→ WHAT THE EXERCISE ASKS
Without including any pictures, write out all the entries exactly.

→ Dataset rows
<<<<

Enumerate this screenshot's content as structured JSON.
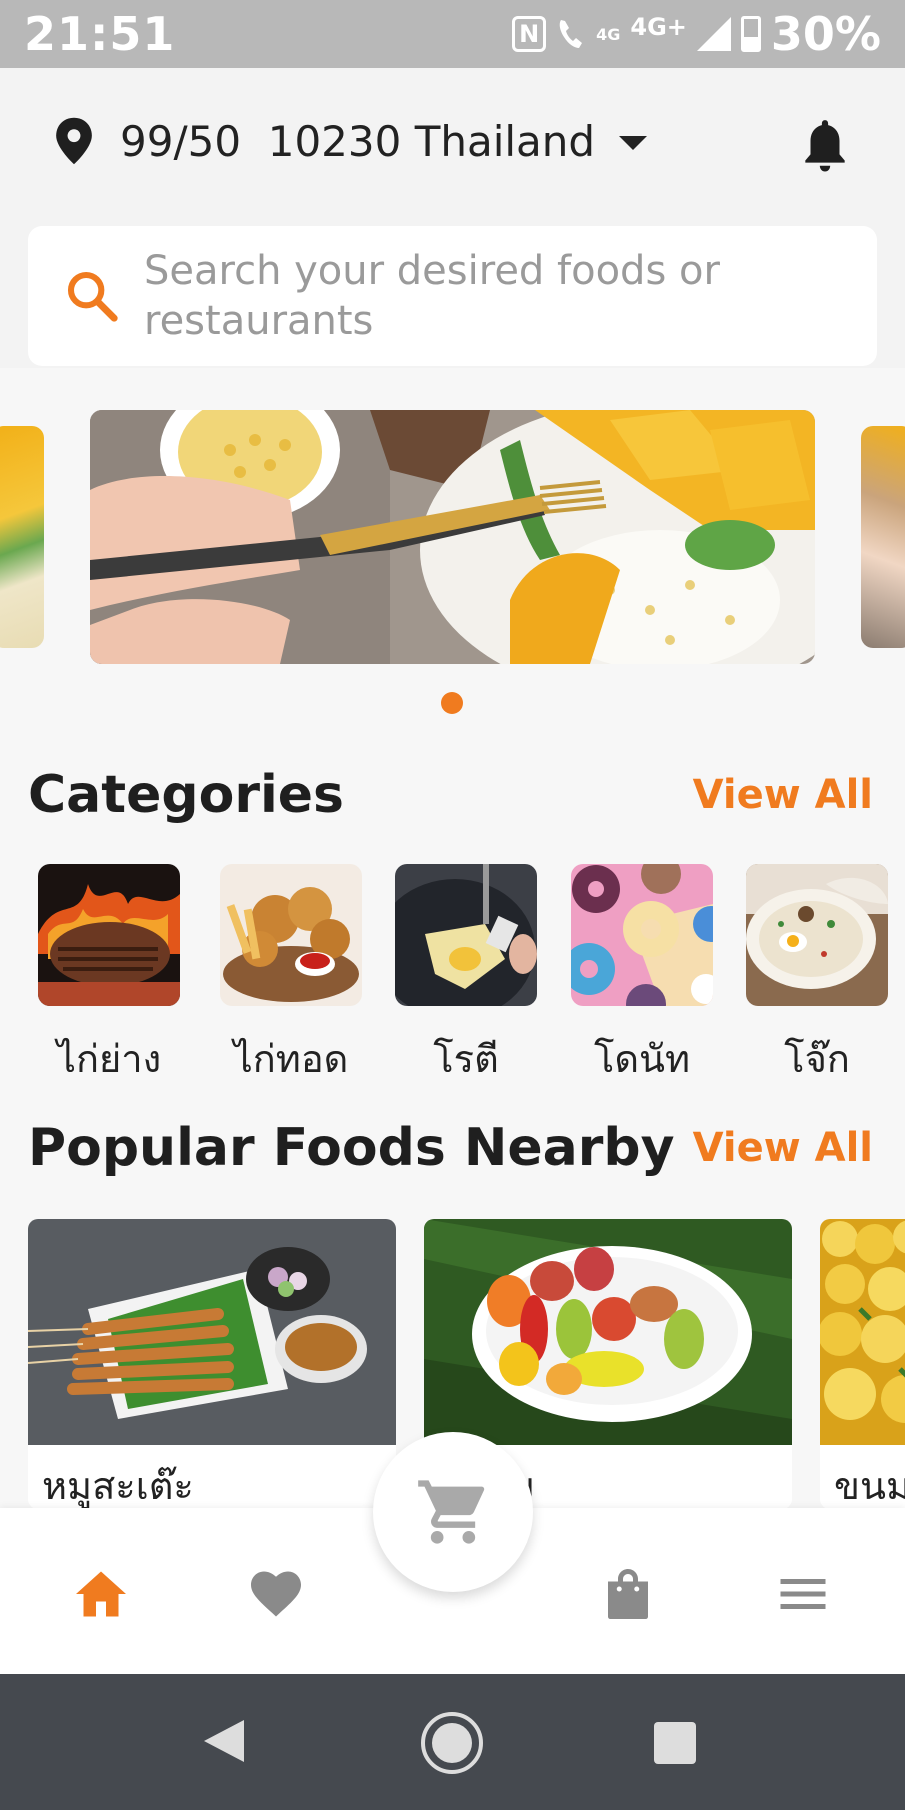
{
  "status_bar": {
    "time": "21:51",
    "nfc": "N",
    "call_network": "4G",
    "network_type": "4G+",
    "battery_percent": "30%"
  },
  "header": {
    "location": "99/50  10230 Thailand",
    "search_placeholder": "Search your desired foods or restaurants"
  },
  "carousel": {
    "active_index": 0,
    "total_dots": 1
  },
  "categories": {
    "title": "Categories",
    "view_all": "View All",
    "items": [
      {
        "label": "ไก่ย่าง"
      },
      {
        "label": "ไก่ทอด"
      },
      {
        "label": "โรตี"
      },
      {
        "label": "โดนัท"
      },
      {
        "label": "โจ๊ก"
      }
    ]
  },
  "popular": {
    "title": "Popular Foods Nearby",
    "view_all": "View All",
    "items": [
      {
        "label": "หมูสะเต๊ะ"
      },
      {
        "label": "ลูกชุบ"
      },
      {
        "label": "ขนม"
      }
    ]
  },
  "bottom_nav": {
    "active": "home"
  },
  "colors": {
    "accent": "#f07b1f",
    "inactive_icon": "#8a8a8a",
    "status_bar": "#b8b8b8",
    "android_nav": "#45494f"
  },
  "icons": [
    "location-pin-icon",
    "caret-down-icon",
    "bell-icon",
    "search-icon",
    "home-icon",
    "heart-icon",
    "cart-icon",
    "bag-icon",
    "menu-icon"
  ]
}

>>>>

→ RIGHT ANSWER
Enumerate this screenshot's content as structured JSON.
{
  "status_bar": {
    "time": "21:51",
    "nfc": "N",
    "call_network": "4G",
    "network_type": "4G+",
    "battery_percent": "30%"
  },
  "header": {
    "location": "99/50  10230 Thailand",
    "search_placeholder": "Search your desired foods or restaurants"
  },
  "carousel": {
    "active_index": 0,
    "total_dots": 1
  },
  "categories": {
    "title": "Categories",
    "view_all": "View All",
    "items": [
      {
        "label": "ไก่ย่าง"
      },
      {
        "label": "ไก่ทอด"
      },
      {
        "label": "โรตี"
      },
      {
        "label": "โดนัท"
      },
      {
        "label": "โจ๊ก"
      }
    ]
  },
  "popular": {
    "title": "Popular Foods Nearby",
    "view_all": "View All",
    "items": [
      {
        "label": "หมูสะเต๊ะ"
      },
      {
        "label": "ลูกชุบ"
      },
      {
        "label": "ขนม"
      }
    ]
  },
  "bottom_nav": {
    "active": "home"
  },
  "colors": {
    "accent": "#f07b1f",
    "inactive_icon": "#8a8a8a",
    "status_bar": "#b8b8b8",
    "android_nav": "#45494f"
  },
  "icons": [
    "location-pin-icon",
    "caret-down-icon",
    "bell-icon",
    "search-icon",
    "home-icon",
    "heart-icon",
    "cart-icon",
    "bag-icon",
    "menu-icon"
  ]
}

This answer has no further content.